**TASK TO CARRY OUT:** Print all entries word for word.

(Rows from a dataset)
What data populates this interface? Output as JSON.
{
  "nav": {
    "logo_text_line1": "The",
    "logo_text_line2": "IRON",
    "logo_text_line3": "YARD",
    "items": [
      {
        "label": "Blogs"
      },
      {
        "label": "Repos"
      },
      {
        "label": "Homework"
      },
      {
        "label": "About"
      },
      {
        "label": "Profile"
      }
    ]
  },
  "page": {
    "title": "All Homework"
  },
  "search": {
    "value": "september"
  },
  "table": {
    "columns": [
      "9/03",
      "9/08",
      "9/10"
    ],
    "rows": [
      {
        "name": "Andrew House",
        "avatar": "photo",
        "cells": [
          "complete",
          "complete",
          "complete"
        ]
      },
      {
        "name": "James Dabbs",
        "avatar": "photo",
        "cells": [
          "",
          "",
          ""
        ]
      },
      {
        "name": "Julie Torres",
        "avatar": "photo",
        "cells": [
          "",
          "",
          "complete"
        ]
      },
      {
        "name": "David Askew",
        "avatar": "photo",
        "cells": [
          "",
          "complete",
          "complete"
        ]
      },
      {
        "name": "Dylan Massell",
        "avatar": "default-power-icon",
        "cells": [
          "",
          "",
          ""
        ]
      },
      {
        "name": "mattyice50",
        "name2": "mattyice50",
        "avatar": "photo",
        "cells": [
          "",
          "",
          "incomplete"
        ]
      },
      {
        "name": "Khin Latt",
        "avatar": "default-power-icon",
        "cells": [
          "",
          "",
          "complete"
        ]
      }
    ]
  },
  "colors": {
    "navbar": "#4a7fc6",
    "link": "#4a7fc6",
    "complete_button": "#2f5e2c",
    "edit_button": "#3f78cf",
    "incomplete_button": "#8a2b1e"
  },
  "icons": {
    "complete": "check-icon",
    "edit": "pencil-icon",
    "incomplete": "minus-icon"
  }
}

**RIGHT ANSWER:**
What data populates this interface? Output as JSON.
{
  "nav": {
    "logo_text_line1": "The",
    "logo_text_line2": "IRON",
    "logo_text_line3": "YARD",
    "items": [
      {
        "label": "Blogs"
      },
      {
        "label": "Repos"
      },
      {
        "label": "Homework"
      },
      {
        "label": "About"
      },
      {
        "label": "Profile"
      }
    ]
  },
  "page": {
    "title": "All Homework"
  },
  "search": {
    "value": "september"
  },
  "table": {
    "columns": [
      "9/03",
      "9/08",
      "9/10"
    ],
    "rows": [
      {
        "name": "Andrew House",
        "avatar": "photo",
        "cells": [
          "complete",
          "complete",
          "complete"
        ]
      },
      {
        "name": "James Dabbs",
        "avatar": "photo",
        "cells": [
          "",
          "",
          ""
        ]
      },
      {
        "name": "Julie Torres",
        "avatar": "photo",
        "cells": [
          "",
          "",
          "complete"
        ]
      },
      {
        "name": "David Askew",
        "avatar": "photo",
        "cells": [
          "",
          "complete",
          "complete"
        ]
      },
      {
        "name": "Dylan Massell",
        "avatar": "default-power-icon",
        "cells": [
          "",
          "",
          ""
        ]
      },
      {
        "name": "mattyice50",
        "name2": "mattyice50",
        "avatar": "photo",
        "cells": [
          "",
          "",
          "incomplete"
        ]
      },
      {
        "name": "Khin Latt",
        "avatar": "default-power-icon",
        "cells": [
          "",
          "",
          "complete"
        ]
      }
    ]
  },
  "colors": {
    "navbar": "#4a7fc6",
    "link": "#4a7fc6",
    "complete_button": "#2f5e2c",
    "edit_button": "#3f78cf",
    "incomplete_button": "#8a2b1e"
  },
  "icons": {
    "complete": "check-icon",
    "edit": "pencil-icon",
    "incomplete": "minus-icon"
  }
}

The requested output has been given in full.